**TASKS TO CARRY OUT:**
a) In the Tea Party article, which area does the Washington Post say is at the biggest risk from sea-level rise of any area its size in the United States outside greater New Orleans?
b) Condense the paragraph of the Tea Party article that begins "Although they failed to overturn the 2007 Act" into two short sentences, keeping its main facts.

**PROVIDED TEXT:**
◇ ◇ ◇ ◇

But neither the blessing of the quintessentially pro-business George W. Bush nor the lack of industry opposition – never mind the myriad substantive arguments in favor of energy efficiency – were good enough to dissuade Congressional Republicans from assuming their default position: obstructionism.

Apparently swayed (or scared) by Tea Party anti-government fundamentalists and alarmists – they are banning incandescent light bulbs, the end of all American freedoms cannot be far behind! – the Republicans fought against implementation of the law enacted by their former leader.

Although they failed to overturn the 2007 Act, they did manage to deny the executive money to enforce the new regulations. Industry representatives and environmentalists concur that the law will be observed regardless, if for no other reason than that industry is too far into the transition to more efficient lighting that it doesn’t make sense for it to go back and defy the law to boot.

The equation of the right to make, sell and use incandescent light bulbs with American freedom tout court is just one example of how pervasively and minutely the Tea Party has radicalized the GOP and supercharged the party’s penchant for irrationality, infusing it with an added measure of what the late political scientist Richard Hofstadter called “the paranoid style in American politics.”

Another manifestation of this phenomenon is playing out in Hampton Roads, Virginia, an area described by the Washington Post this way: “Outside of greater New Orleans, Hampton Roads is at the biggest risk from sea-level rise of any area its size in the United States, according to the National Oceanic and Atmospheric Administration.”

In response to efforts by planners to prepare for the probable consequences of climate change, a Tea Party-inspired movement has emerged and mushroomed, featuring arguments that global warming is a hoax and that the planning process is a UN conspiracy to seize land and abolish private property.

Then there is the biggest Tea Party-influenced irrationality of all, which has become a ruling dogma for the Republican Party and, in a less radical way, also infected the Obama administration. That’s the fervor for drastically cutting government spending to reduce the deficit in spite of a crippled economy. That, as Keynes in the 1930s and currently Krugman have pointed out, is exactly the wrong thing to do.

Such medicine, meted out by Herbert Hoover from 1929 to 1932, then briefly by FDR in 1937, and now thrust upon most of Europe principally by Germany, has a cure rate of zero.

Neither is it working in the United States where, despite the mild apparent improvement in the labor market, the economic situation is dire as the number of poor people soars, the middle class becomes smaller and poorer by the day as their homes lose value, and the level of economic inequality has become so intolerable as to force a significant proportion of the population, previously dreaming the old American dream, to wake up to the new American nightmare and even to rebel against it.

◇ ◇ ◇ ◇

**SUPPLIED INFORMATION:**
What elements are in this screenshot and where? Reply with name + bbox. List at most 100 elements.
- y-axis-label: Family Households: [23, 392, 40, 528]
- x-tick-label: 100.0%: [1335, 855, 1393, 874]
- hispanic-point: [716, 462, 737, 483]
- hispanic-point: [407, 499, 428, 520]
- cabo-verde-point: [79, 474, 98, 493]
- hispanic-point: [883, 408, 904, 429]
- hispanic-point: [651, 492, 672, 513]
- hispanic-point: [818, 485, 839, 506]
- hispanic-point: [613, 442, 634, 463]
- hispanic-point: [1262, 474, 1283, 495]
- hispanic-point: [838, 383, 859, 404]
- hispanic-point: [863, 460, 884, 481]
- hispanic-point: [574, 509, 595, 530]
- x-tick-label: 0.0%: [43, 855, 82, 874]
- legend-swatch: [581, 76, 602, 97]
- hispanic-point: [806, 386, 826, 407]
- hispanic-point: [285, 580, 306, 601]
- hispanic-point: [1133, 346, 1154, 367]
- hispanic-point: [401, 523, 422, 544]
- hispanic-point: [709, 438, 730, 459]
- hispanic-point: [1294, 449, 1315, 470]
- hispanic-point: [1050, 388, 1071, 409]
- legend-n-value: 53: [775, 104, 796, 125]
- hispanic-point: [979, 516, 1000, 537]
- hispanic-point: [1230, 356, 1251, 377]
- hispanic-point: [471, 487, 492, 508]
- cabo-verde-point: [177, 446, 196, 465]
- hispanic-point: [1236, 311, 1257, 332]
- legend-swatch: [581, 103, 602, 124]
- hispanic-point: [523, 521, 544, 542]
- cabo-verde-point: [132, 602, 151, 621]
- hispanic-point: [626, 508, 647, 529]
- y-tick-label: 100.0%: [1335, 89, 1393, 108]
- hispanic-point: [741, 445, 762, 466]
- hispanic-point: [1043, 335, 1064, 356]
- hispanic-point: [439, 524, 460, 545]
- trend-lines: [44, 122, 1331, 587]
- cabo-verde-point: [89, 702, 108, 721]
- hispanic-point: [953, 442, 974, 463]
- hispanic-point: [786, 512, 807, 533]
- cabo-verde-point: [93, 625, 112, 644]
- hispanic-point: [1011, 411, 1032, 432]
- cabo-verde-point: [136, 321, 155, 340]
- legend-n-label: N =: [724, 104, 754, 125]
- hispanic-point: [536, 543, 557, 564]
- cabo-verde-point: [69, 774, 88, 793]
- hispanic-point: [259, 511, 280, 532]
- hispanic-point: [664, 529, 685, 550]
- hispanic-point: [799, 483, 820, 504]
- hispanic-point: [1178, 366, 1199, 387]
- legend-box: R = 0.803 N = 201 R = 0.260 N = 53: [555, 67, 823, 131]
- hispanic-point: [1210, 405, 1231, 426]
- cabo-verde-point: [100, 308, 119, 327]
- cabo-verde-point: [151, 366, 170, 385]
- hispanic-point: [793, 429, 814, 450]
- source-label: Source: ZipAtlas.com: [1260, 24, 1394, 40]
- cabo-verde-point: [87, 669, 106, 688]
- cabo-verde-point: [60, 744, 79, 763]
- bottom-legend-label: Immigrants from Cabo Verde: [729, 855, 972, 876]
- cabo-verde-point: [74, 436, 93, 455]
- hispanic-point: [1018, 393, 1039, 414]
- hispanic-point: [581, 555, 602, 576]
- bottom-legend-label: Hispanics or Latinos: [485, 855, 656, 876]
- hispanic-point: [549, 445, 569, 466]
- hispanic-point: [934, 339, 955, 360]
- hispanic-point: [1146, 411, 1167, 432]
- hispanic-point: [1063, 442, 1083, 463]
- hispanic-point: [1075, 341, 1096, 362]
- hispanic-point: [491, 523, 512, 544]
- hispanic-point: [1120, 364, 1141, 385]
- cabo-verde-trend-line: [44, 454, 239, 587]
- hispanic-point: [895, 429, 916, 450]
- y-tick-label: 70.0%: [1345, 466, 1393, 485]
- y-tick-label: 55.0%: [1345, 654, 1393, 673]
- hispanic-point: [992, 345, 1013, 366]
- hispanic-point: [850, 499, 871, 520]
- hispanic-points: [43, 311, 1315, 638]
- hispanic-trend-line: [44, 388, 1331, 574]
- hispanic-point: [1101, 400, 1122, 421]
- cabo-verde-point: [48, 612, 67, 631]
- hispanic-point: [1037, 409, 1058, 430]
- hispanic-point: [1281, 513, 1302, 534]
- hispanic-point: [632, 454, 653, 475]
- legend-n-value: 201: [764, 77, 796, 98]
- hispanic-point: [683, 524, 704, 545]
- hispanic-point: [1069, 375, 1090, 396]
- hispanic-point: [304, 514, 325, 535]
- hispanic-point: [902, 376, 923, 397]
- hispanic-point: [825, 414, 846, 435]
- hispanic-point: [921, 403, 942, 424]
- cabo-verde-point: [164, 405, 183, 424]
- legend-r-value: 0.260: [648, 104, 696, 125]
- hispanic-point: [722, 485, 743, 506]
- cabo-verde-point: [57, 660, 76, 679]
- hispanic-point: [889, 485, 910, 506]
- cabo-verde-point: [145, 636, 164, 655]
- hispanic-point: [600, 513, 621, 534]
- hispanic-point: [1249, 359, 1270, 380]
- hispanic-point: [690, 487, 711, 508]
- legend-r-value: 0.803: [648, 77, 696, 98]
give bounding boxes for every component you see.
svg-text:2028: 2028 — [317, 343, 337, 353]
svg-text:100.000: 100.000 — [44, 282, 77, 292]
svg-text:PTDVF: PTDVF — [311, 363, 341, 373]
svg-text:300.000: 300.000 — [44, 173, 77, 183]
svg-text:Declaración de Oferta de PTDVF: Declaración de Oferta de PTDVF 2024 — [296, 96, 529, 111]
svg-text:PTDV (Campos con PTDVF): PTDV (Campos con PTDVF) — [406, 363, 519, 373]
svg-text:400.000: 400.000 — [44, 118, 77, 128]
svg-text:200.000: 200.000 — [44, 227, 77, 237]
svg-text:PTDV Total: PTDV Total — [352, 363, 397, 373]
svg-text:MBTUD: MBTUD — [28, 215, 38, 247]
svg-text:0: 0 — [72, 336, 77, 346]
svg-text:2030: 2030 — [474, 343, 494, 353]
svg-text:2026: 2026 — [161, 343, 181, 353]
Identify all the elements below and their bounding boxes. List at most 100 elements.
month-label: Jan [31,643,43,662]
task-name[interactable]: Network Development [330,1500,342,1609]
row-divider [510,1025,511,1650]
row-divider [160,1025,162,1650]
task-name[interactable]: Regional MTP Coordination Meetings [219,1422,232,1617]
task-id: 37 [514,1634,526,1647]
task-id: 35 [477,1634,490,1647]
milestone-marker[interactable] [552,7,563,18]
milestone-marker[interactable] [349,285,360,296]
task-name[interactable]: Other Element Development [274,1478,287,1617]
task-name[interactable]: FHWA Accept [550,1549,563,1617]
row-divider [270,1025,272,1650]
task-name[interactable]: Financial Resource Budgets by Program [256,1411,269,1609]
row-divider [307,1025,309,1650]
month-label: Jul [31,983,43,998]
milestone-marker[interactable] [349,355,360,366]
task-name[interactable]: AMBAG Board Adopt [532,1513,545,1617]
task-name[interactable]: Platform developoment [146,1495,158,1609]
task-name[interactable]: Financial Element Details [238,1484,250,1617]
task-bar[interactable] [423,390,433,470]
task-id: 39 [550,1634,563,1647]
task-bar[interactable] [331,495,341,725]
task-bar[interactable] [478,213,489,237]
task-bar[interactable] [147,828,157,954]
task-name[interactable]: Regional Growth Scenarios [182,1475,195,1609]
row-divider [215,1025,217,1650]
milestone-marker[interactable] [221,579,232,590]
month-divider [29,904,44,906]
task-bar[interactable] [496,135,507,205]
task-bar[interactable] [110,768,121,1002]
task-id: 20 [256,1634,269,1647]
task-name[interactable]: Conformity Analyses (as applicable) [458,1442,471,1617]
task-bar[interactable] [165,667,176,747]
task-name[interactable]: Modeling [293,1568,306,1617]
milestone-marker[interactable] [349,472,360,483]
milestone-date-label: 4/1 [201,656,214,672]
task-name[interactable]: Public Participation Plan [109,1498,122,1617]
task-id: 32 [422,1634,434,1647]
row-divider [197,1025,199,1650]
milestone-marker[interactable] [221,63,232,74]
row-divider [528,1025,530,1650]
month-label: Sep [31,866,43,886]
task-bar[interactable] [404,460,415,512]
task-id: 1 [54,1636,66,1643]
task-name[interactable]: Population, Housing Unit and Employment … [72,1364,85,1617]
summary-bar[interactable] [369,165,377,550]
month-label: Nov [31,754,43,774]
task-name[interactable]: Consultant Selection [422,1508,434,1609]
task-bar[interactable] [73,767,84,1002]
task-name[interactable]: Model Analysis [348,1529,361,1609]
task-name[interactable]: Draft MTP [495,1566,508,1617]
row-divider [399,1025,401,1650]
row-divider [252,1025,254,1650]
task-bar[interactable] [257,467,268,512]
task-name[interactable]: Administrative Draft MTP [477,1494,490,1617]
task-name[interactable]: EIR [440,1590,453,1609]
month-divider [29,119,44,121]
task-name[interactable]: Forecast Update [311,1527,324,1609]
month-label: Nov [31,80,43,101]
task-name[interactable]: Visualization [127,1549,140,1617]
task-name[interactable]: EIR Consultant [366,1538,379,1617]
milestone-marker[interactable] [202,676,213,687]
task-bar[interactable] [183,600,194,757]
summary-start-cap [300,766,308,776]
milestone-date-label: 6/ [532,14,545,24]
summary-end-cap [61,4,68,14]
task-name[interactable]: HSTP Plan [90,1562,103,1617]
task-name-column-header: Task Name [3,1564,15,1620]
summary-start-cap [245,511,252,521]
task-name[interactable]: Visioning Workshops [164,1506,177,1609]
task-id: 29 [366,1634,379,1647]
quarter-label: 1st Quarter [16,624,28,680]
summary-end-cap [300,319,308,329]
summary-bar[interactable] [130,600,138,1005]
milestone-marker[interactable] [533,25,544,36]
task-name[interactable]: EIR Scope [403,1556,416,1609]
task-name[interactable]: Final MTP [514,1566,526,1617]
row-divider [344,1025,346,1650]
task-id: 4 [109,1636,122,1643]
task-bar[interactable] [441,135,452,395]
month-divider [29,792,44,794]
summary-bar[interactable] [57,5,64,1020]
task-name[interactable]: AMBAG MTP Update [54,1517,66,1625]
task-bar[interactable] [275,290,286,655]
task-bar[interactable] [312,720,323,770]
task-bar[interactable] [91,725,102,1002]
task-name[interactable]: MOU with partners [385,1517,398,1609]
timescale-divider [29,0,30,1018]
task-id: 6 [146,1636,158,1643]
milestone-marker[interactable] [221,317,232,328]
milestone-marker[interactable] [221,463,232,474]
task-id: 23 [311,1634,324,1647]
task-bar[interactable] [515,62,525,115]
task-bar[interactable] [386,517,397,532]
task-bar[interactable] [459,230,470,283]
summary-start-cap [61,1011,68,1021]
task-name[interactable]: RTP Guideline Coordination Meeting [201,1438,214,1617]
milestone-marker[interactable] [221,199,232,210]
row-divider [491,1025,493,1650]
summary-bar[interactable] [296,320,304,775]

◇ ◇ ◇ ◇

**EXERCISE RESPONSES:**
a) Hampton Roads, Virginia.

b) Republicans could not overturn the 2007 Act but did deny the executive money to enforce its regulations. Industry representatives and environmentalists agree the law will be observed anyway, since industry is too far into the transition to more efficient lighting to go back and defy the law as well.